* Aim of the task *
Locate the lines where "glyph" occurs and copy them as they stand.

Data items

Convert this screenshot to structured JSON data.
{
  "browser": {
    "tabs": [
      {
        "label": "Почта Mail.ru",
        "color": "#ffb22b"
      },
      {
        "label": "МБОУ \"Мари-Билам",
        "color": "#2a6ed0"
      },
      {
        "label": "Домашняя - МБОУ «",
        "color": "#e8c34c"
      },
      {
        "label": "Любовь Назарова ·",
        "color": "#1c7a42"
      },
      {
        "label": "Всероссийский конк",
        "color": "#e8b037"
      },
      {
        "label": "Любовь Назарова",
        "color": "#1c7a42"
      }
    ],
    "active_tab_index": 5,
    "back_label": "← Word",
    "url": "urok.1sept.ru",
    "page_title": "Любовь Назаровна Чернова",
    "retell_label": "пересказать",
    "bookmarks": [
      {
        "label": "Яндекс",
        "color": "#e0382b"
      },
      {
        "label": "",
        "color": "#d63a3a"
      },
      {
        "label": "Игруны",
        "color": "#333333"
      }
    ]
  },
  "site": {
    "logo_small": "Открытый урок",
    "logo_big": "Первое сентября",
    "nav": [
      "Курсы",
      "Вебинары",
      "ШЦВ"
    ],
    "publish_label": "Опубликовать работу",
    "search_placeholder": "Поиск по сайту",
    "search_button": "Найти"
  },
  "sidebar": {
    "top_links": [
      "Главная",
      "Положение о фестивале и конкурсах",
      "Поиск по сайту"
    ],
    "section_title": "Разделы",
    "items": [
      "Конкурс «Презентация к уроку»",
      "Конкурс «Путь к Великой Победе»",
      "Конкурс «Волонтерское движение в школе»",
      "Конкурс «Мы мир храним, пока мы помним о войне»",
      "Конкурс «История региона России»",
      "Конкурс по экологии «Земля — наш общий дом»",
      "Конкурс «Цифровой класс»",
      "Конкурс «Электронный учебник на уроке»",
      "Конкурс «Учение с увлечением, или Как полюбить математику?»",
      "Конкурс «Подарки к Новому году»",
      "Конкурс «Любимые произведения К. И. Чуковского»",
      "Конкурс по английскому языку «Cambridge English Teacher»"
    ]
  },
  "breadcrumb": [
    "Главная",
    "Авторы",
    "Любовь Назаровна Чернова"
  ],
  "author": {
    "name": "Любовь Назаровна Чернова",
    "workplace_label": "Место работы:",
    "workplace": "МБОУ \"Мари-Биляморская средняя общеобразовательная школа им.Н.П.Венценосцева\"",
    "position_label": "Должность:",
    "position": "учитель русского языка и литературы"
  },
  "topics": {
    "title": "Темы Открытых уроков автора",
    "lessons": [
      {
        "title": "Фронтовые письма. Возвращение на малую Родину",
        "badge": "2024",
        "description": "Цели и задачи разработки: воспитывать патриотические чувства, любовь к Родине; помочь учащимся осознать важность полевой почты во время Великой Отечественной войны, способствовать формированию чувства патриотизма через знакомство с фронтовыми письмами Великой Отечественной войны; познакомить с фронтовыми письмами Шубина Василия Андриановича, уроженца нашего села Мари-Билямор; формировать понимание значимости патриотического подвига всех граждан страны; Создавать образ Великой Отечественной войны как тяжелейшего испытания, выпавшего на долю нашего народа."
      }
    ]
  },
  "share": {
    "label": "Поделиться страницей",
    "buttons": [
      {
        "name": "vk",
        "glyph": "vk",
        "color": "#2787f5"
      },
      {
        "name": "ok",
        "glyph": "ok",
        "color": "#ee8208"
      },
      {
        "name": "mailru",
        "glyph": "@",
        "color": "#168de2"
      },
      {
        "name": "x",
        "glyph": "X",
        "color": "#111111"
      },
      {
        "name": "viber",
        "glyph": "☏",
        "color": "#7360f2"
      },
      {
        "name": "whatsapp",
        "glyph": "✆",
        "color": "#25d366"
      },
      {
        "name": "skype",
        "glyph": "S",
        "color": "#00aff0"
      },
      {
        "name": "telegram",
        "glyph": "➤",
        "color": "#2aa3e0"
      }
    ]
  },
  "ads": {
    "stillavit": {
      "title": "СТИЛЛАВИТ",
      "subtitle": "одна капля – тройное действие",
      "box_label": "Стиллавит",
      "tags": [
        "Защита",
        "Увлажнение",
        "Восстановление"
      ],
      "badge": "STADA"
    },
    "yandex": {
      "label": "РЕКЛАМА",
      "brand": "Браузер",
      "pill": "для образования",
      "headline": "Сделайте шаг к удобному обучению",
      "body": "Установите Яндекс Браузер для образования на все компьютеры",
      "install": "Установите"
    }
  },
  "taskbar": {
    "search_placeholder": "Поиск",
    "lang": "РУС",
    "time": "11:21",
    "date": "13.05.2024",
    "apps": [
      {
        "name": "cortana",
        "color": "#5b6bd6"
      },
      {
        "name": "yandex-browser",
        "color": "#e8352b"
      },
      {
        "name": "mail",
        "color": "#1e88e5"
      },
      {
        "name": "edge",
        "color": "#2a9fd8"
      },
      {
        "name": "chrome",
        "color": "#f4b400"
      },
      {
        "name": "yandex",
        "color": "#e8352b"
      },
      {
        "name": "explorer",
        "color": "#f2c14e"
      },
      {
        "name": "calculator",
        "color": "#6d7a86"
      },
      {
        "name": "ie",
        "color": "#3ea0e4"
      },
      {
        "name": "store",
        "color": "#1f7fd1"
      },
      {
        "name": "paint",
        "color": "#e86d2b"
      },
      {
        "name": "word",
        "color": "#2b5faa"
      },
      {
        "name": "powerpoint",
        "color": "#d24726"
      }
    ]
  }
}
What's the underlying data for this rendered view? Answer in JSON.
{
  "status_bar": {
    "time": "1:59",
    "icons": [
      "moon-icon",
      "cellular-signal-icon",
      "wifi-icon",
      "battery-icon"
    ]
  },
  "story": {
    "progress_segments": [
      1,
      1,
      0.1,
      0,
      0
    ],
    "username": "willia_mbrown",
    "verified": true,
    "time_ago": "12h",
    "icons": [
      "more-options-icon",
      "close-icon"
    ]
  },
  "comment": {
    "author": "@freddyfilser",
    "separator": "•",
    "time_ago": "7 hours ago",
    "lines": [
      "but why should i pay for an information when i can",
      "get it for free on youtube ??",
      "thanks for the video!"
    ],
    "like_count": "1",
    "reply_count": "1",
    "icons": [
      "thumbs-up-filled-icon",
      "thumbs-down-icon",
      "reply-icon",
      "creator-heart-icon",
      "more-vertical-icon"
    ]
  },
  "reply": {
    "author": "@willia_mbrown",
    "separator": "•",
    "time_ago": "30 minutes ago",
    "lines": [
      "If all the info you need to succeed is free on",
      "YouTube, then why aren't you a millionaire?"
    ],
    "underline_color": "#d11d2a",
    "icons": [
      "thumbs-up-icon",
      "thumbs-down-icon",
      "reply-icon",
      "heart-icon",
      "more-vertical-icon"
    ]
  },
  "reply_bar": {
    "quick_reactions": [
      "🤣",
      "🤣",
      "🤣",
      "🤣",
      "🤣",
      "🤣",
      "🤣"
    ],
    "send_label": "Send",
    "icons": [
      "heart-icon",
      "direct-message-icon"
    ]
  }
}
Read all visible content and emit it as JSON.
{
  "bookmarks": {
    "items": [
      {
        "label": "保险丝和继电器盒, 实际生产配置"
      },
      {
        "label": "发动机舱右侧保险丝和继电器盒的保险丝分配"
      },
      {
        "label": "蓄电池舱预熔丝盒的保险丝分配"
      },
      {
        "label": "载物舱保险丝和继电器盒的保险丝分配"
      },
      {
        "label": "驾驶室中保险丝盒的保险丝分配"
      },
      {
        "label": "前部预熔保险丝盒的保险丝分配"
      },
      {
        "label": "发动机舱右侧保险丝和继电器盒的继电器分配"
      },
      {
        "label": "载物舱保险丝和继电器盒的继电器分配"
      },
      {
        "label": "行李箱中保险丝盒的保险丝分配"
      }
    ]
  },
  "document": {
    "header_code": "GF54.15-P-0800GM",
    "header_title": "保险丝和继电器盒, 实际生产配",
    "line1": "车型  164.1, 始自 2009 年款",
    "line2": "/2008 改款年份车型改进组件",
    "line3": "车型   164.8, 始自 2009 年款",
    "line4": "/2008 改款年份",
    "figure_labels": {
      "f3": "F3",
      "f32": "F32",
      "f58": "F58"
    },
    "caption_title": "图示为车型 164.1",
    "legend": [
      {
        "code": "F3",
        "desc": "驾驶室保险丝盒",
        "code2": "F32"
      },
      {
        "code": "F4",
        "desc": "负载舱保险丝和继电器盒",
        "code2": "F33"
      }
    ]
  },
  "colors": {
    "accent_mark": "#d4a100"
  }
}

* Solution for this task *
        "glyph": "vk",
        "glyph": "ok",
        "glyph": "@",
        "glyph": "X",
        "glyph": "☏",
        "glyph": "✆",
        "glyph": "S",
        "glyph": "➤",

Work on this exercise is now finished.